**What you should do:** Every line in the listing is to be echoed verbatim.

**Data:**

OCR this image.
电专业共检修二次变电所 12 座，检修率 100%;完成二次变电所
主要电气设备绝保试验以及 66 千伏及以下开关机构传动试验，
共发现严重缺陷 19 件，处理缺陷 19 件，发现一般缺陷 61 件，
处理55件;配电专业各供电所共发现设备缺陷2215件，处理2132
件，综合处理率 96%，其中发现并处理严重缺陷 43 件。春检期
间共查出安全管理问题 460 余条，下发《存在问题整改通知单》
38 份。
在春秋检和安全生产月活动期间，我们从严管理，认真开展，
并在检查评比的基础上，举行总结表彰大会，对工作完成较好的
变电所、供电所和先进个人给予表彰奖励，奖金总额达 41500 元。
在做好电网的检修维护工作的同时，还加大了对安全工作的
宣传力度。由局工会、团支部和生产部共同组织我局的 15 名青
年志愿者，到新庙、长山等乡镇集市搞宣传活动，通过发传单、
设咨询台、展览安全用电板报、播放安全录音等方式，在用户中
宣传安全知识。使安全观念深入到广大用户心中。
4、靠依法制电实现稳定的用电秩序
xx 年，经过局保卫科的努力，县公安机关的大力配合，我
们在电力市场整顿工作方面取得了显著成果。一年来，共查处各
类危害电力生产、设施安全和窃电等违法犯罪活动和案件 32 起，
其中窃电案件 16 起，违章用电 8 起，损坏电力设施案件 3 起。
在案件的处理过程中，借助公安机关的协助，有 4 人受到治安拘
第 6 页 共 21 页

**Answer for this exercise:**
OCR this image.
电专业共检修二次变电所 12 座，检修率 100%;完成二次变电所
主要电气设备绝保试验以及 66 千伏及以下开关机构传动试验，
共发现严重缺陷 19 件，处理缺陷 19 件，发现一般缺陷 61 件，
处理55件;配电专业各供电所共发现设备缺陷2215件，处理2132
件，综合处理率 96%，其中发现并处理严重缺陷 43 件。春检期
间共查出安全管理问题 460 余条，下发《存在问题整改通知单》
38 份。
在春秋检和安全生产月活动期间，我们从严管理，认真开展，
并在检查评比的基础上，举行总结表彰大会，对工作完成较好的
变电所、供电所和先进个人给予表彰奖励，奖金总额达 41500 元。
在做好电网的检修维护工作的同时，还加大了对安全工作的
宣传力度。由局工会、团支部和生产部共同组织我局的 15 名青
年志愿者，到新庙、长山等乡镇集市搞宣传活动，通过发传单、
设咨询台、展览安全用电板报、播放安全录音等方式，在用户中
宣传安全知识。使安全观念深入到广大用户心中。
4、靠依法制电实现稳定的用电秩序
xx 年，经过局保卫科的努力，县公安机关的大力配合，我
们在电力市场整顿工作方面取得了显著成果。一年来，共查处各
类危害电力生产、设施安全和窃电等违法犯罪活动和案件 32 起，
其中窃电案件 16 起，违章用电 8 起，损坏电力设施案件 3 起。
在案件的处理过程中，借助公安机关的协助，有 4 人受到治安拘
第 6 页 共 21 页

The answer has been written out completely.